--- Data records ---
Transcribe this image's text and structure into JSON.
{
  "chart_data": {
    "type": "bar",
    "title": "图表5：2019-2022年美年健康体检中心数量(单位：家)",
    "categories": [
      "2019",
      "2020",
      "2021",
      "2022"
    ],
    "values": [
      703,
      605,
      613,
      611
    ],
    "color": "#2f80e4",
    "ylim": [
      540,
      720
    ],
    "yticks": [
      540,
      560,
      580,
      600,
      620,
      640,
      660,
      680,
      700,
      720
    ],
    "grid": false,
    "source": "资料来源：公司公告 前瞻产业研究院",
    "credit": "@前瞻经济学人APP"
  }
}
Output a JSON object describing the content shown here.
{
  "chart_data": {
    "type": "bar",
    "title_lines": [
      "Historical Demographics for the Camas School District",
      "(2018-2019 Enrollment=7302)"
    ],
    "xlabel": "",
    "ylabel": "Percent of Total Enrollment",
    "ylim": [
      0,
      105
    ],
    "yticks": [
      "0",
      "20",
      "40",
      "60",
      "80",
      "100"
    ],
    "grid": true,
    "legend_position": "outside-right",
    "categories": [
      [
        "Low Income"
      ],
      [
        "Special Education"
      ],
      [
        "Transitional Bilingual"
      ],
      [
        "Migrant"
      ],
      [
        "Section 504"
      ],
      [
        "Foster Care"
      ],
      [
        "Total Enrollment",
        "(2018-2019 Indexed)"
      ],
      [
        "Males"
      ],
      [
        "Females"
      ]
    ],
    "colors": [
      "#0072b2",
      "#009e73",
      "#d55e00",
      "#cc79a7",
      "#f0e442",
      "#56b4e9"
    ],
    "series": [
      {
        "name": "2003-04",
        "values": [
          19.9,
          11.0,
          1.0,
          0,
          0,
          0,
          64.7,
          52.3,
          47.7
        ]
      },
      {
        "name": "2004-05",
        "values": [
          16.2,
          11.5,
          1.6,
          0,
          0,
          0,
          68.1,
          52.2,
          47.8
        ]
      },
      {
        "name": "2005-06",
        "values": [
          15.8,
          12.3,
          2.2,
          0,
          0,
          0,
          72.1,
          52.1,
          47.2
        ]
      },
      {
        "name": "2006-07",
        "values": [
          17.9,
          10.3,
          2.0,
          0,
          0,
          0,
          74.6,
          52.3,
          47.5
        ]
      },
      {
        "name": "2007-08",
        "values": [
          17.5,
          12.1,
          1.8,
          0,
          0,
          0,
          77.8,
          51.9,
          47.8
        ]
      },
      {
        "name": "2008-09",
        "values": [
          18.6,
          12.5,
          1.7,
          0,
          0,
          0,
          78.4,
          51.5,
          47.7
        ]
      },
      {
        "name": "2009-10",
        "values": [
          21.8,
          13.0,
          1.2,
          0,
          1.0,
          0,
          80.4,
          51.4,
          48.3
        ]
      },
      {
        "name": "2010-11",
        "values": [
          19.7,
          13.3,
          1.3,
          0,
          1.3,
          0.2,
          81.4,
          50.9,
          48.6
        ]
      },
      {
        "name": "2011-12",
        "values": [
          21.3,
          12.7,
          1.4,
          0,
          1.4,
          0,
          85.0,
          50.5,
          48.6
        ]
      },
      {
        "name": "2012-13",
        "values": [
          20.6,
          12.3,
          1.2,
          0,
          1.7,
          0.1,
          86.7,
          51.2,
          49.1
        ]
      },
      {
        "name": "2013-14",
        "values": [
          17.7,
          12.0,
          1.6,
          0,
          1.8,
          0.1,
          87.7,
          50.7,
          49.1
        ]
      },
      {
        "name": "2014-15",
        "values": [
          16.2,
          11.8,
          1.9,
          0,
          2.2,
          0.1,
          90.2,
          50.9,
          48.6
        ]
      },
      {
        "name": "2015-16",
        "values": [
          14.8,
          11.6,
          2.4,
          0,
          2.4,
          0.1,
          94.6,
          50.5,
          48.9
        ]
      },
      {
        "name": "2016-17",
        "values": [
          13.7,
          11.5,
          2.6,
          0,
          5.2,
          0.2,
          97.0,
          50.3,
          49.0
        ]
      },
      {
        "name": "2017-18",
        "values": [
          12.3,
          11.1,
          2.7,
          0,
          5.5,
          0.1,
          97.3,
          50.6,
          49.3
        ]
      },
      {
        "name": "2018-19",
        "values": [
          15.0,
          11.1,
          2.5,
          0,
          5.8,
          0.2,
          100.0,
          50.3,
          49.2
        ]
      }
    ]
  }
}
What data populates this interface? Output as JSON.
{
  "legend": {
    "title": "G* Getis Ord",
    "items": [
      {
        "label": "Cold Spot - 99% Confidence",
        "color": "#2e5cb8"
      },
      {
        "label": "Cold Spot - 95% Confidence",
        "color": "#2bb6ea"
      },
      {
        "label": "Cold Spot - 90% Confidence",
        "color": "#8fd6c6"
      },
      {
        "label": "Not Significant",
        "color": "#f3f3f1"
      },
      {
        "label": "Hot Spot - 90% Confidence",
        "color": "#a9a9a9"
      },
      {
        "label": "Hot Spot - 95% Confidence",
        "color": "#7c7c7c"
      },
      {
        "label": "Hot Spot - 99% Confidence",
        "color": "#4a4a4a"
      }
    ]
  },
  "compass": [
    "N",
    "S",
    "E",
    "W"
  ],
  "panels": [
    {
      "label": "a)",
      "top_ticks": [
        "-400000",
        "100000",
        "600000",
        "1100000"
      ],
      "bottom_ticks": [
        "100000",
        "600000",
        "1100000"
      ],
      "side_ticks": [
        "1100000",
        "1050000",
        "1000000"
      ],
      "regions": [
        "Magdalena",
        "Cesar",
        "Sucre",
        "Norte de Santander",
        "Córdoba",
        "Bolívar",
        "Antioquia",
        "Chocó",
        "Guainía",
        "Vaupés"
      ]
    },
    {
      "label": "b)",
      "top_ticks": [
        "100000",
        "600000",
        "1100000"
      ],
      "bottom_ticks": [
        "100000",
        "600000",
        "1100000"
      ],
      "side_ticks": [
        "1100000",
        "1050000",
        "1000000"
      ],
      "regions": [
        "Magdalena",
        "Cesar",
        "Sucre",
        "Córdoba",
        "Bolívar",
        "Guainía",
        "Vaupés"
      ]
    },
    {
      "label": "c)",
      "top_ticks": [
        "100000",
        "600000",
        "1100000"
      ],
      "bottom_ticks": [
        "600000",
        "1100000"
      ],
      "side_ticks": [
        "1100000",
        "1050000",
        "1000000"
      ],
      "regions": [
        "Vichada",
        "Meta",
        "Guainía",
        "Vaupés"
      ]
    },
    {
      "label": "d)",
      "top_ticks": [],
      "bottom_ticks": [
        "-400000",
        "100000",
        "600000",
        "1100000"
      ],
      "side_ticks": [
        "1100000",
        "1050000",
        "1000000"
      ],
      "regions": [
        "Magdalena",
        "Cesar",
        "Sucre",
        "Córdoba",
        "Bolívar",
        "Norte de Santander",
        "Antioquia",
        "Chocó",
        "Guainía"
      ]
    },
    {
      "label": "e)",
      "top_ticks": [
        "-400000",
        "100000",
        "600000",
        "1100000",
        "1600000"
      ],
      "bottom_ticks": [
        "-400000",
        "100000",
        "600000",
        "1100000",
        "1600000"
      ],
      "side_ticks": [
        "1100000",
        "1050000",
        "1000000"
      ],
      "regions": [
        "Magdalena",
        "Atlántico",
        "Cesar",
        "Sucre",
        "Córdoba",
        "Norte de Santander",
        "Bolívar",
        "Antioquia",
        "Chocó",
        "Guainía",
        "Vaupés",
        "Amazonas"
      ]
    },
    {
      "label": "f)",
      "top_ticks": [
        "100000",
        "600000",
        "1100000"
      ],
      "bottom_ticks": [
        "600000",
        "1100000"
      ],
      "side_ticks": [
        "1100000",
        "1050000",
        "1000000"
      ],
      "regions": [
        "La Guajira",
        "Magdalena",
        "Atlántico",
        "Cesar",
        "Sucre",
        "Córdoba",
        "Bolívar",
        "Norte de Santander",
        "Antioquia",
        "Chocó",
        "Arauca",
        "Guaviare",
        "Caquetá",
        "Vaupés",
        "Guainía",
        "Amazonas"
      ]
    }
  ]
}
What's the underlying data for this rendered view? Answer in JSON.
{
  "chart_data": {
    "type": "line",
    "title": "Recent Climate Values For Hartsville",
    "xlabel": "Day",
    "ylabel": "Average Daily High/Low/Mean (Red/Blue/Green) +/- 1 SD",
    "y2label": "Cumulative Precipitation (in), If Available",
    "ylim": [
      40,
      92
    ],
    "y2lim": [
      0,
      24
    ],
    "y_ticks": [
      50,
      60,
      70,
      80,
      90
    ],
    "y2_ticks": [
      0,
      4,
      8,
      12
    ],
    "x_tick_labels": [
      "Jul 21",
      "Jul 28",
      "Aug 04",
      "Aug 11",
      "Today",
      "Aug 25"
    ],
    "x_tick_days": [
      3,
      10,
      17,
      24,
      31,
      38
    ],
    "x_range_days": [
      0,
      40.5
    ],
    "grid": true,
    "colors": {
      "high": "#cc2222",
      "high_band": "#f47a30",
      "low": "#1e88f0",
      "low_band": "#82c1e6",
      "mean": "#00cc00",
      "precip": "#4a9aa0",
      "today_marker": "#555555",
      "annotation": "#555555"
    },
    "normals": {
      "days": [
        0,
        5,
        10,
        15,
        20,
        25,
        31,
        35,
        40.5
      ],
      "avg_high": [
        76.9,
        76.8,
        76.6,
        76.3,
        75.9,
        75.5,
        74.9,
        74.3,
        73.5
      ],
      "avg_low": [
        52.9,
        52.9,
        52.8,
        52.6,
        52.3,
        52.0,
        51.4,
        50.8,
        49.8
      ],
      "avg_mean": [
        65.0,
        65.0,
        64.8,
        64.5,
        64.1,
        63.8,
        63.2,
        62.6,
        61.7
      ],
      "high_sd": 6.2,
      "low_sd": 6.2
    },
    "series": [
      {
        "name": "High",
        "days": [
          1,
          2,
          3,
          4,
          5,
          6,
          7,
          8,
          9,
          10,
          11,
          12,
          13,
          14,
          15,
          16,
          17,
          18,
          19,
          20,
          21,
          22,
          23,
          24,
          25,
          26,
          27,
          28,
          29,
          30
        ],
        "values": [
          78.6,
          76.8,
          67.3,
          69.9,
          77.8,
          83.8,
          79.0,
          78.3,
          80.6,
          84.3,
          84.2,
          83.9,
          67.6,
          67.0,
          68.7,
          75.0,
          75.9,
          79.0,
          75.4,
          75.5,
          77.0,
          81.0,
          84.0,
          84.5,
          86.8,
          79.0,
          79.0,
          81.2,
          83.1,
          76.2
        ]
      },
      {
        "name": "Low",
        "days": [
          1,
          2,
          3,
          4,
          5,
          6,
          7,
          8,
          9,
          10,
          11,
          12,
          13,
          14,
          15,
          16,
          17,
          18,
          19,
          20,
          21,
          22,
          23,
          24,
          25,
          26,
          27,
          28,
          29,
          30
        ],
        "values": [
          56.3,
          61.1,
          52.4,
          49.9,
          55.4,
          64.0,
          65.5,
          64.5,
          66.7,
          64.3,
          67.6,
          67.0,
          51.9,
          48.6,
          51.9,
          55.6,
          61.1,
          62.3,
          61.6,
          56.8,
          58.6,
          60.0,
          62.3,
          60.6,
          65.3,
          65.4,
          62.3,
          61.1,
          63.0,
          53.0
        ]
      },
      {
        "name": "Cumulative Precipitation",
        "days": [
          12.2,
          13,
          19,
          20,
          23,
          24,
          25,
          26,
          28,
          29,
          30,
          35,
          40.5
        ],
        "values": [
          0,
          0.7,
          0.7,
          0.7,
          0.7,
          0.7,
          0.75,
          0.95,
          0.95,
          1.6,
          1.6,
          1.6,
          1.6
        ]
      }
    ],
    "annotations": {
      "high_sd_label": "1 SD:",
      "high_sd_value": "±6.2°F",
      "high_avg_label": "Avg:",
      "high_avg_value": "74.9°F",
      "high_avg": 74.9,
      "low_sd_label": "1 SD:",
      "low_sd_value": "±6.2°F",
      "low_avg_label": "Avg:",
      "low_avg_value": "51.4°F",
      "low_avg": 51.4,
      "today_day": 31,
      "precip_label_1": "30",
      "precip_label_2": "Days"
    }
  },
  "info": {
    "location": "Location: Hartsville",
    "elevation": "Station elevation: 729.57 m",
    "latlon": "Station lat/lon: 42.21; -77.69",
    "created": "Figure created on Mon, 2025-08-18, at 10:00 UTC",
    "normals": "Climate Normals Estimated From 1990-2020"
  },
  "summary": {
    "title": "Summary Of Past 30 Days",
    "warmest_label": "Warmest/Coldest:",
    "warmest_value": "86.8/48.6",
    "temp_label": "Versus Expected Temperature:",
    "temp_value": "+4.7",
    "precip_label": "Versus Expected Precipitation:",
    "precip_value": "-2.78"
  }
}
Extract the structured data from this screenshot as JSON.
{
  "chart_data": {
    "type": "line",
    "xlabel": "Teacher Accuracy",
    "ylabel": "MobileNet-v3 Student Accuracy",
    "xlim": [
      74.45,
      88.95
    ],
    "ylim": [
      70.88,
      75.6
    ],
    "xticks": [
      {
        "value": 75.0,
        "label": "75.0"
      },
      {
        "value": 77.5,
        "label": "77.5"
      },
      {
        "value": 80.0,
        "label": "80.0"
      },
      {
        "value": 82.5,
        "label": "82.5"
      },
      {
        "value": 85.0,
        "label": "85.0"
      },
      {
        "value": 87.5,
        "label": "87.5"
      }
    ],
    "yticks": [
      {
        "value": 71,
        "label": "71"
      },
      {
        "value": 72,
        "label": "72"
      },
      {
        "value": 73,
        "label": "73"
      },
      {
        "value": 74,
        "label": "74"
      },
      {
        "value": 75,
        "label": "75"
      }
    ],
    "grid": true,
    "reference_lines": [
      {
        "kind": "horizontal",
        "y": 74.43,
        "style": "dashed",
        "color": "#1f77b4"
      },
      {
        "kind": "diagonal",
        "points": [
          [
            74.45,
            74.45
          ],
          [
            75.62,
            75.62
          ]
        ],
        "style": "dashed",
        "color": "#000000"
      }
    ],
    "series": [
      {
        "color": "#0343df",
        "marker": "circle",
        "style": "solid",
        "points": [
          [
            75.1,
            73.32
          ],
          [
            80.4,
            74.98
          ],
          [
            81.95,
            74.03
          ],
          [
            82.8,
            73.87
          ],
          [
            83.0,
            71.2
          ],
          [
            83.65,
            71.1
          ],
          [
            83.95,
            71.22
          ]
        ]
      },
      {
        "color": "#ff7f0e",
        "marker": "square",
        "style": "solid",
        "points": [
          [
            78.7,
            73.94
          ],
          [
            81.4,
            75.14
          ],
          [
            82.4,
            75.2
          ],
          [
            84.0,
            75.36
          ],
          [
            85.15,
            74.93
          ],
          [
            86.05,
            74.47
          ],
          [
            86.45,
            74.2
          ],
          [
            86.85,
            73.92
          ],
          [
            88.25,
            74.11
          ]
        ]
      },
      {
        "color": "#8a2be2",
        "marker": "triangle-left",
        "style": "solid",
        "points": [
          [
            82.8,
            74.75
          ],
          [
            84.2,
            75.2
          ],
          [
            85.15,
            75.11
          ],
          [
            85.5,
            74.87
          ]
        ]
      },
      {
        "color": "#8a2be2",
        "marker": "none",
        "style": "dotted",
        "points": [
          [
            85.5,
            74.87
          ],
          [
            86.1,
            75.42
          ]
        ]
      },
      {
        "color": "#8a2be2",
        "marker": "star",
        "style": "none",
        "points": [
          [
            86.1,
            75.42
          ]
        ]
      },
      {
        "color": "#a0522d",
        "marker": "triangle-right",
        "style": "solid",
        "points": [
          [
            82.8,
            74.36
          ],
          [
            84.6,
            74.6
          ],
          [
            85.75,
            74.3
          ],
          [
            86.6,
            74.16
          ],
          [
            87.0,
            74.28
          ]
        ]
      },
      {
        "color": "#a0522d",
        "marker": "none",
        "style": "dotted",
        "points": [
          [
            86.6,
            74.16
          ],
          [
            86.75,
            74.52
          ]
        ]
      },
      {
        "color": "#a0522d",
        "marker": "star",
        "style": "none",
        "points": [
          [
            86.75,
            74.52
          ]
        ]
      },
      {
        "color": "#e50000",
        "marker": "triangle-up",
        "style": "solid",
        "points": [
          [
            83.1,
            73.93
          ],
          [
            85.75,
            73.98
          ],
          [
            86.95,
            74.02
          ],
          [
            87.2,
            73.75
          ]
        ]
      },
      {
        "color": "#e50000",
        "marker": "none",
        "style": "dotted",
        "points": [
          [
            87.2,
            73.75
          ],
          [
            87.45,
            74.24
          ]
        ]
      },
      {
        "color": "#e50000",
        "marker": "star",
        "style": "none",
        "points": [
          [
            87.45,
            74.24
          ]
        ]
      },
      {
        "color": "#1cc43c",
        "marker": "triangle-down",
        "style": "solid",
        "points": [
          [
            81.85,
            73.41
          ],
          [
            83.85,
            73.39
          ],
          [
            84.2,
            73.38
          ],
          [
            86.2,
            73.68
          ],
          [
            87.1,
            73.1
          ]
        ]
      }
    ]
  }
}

--- Prompt ---
Which lines include the word "Versus"? Copy every one of them.

--- Expected output ---
    "temp_label": "Versus Expected Temperature:",
    "precip_label": "Versus Expected Precipitation:",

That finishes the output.